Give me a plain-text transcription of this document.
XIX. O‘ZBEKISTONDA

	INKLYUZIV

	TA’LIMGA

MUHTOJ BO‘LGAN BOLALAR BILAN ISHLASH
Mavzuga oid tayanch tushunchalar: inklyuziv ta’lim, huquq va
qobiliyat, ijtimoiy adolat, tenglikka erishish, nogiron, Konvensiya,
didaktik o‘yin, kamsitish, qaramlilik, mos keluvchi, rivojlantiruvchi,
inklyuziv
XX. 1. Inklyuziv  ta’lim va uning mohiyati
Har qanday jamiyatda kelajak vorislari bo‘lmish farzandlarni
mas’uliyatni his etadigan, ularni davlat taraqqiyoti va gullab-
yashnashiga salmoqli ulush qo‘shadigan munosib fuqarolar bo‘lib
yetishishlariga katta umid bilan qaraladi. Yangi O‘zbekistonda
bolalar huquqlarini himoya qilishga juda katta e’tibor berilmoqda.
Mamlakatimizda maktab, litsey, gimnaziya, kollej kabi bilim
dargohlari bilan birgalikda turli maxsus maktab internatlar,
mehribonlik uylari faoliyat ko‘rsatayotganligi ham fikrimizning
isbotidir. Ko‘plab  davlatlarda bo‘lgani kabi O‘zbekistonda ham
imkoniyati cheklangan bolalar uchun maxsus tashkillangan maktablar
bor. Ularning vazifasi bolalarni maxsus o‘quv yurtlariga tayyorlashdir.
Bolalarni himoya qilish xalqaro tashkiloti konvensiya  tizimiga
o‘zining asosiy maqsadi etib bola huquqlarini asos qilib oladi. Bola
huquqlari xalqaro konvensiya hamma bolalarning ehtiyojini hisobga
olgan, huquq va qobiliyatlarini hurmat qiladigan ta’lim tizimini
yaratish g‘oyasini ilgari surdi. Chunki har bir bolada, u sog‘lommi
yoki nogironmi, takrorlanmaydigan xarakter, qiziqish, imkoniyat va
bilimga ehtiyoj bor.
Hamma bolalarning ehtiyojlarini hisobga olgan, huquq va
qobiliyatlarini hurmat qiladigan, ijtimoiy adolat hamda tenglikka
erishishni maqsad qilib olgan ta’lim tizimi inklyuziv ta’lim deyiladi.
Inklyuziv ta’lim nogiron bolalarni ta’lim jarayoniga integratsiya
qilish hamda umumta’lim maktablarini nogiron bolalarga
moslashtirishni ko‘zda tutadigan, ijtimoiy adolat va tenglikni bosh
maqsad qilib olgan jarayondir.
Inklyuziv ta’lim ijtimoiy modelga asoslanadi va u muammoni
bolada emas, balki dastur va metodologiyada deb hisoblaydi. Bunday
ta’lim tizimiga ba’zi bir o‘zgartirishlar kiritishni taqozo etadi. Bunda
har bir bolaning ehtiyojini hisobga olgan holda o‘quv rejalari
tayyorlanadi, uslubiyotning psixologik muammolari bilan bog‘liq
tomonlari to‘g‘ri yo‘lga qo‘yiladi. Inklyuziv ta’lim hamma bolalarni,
--
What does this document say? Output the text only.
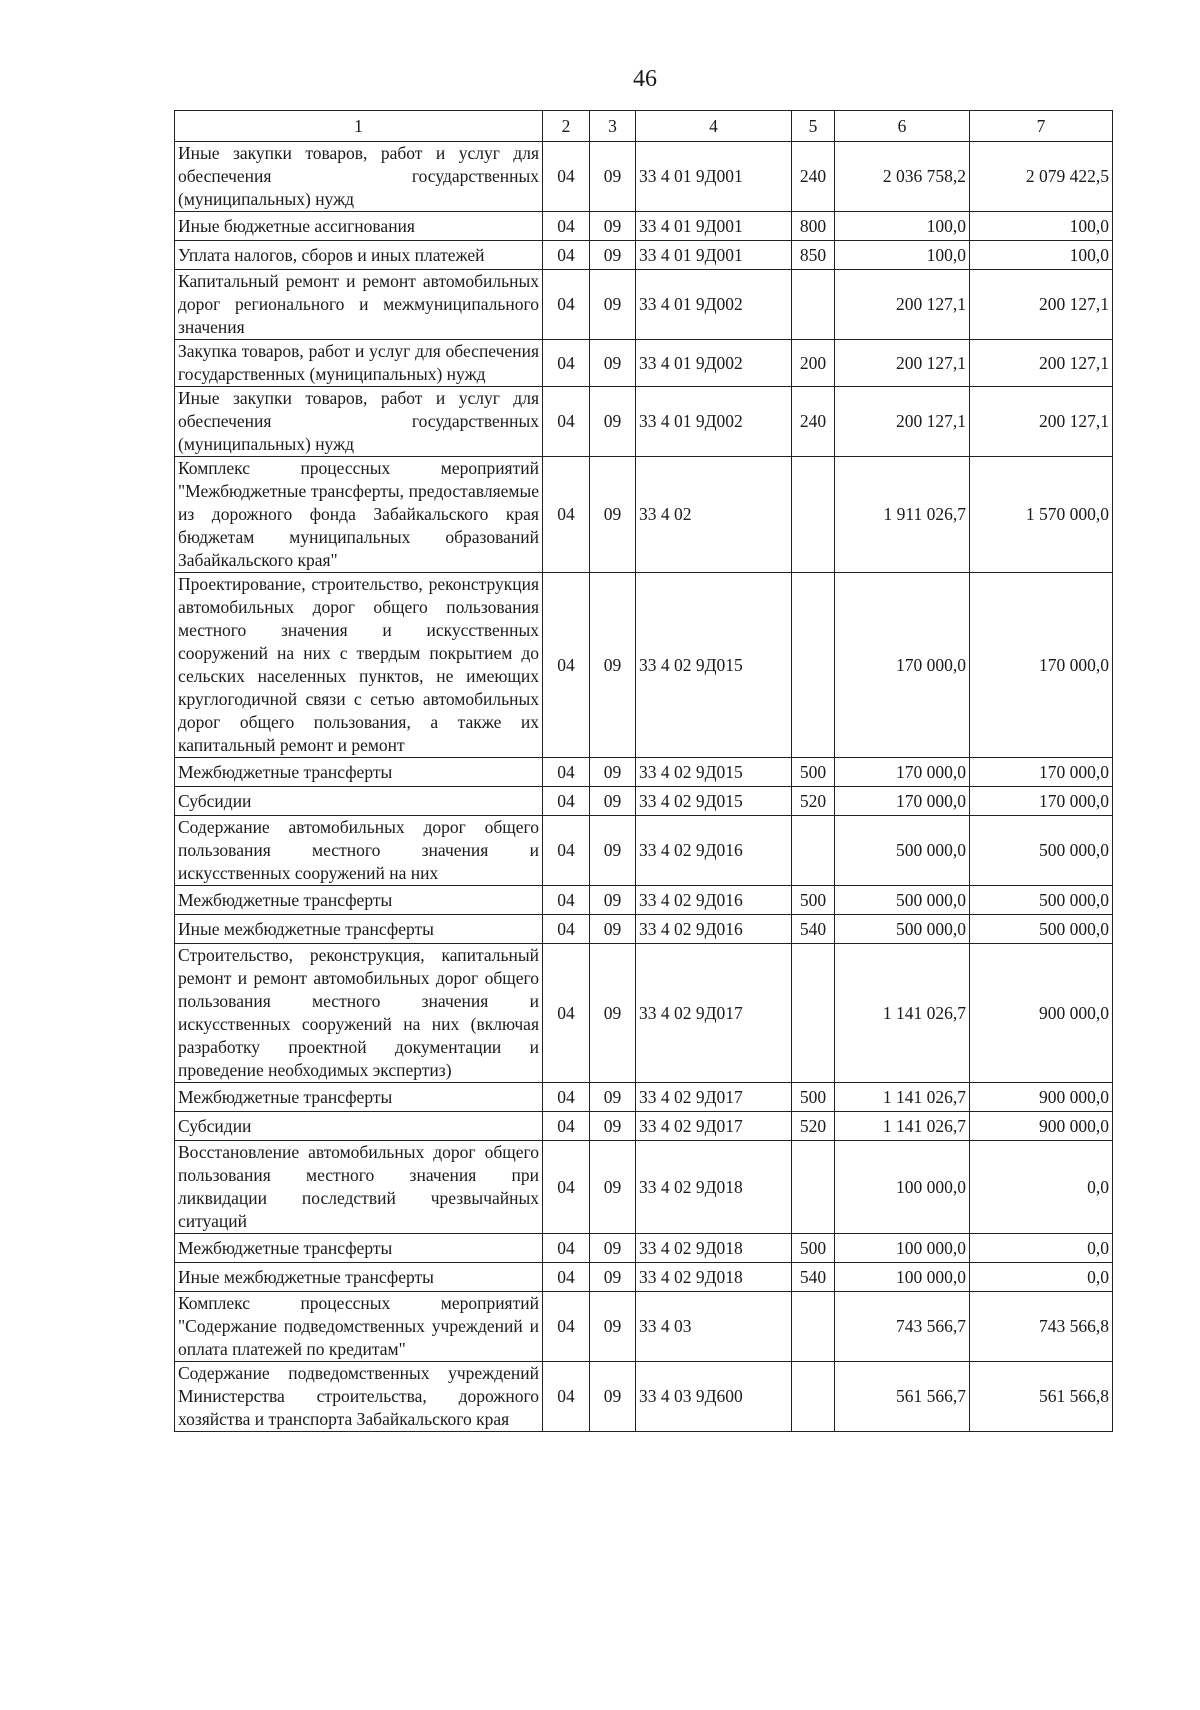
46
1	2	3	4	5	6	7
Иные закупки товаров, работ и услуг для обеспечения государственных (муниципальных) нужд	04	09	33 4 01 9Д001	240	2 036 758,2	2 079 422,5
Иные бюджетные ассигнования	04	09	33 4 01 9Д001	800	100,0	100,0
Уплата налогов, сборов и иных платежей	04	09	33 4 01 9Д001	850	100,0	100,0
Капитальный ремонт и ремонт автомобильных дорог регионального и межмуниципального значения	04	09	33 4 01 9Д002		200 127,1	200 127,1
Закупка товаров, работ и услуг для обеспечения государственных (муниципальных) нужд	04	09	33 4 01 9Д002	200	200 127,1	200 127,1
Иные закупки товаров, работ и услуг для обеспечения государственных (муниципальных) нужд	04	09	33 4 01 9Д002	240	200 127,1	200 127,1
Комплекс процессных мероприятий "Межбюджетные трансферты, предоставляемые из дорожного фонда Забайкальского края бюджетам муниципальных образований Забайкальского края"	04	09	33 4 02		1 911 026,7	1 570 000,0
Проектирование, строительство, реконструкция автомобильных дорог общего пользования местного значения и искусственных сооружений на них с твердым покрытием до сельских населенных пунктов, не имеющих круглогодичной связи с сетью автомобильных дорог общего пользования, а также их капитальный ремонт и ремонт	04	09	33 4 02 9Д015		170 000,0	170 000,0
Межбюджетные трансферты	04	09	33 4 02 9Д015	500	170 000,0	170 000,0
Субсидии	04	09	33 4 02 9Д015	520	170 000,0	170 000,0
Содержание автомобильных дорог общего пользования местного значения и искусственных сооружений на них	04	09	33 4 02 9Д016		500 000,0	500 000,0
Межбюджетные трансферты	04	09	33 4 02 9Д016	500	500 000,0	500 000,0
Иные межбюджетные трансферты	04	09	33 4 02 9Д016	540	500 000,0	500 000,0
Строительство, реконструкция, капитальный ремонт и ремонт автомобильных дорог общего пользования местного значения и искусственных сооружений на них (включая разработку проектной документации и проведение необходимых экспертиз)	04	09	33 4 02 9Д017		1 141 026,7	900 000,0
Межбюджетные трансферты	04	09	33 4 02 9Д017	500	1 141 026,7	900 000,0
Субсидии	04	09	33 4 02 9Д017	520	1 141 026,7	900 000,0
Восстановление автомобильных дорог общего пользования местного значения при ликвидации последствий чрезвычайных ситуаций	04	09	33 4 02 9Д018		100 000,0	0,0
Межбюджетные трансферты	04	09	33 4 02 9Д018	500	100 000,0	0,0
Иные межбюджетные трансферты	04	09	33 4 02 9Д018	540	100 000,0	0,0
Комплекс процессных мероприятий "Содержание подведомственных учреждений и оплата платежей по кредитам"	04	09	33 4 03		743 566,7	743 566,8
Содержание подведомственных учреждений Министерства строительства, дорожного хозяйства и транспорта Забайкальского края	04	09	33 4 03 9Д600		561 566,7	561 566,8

## Written exercise
Copy every line in the records above that contains the word "сооружений".

## Response to this exercise
Проектирование, строительство, реконструкция автомобильных дорог общего пользования местного значения и искусственных сооружений на них с твердым покрытием до сельских населенных пунктов, не имеющих круглогодичной связи с сетью автомобильных дорог общего пользования, а также их капитальный ремонт и ремонт	04	09	33 4 02 9Д015		170 000,0	170 000,0
Содержание автомобильных дорог общего пользования местного значения и искусственных сооружений на них	04	09	33 4 02 9Д016		500 000,0	500 000,0
Строительство, реконструкция, капитальный ремонт и ремонт автомобильных дорог общего пользования местного значения и искусственных сооружений на них (включая разработку проектной документации и проведение необходимых экспертиз)	04	09	33 4 02 9Д017		1 141 026,7	900 000,0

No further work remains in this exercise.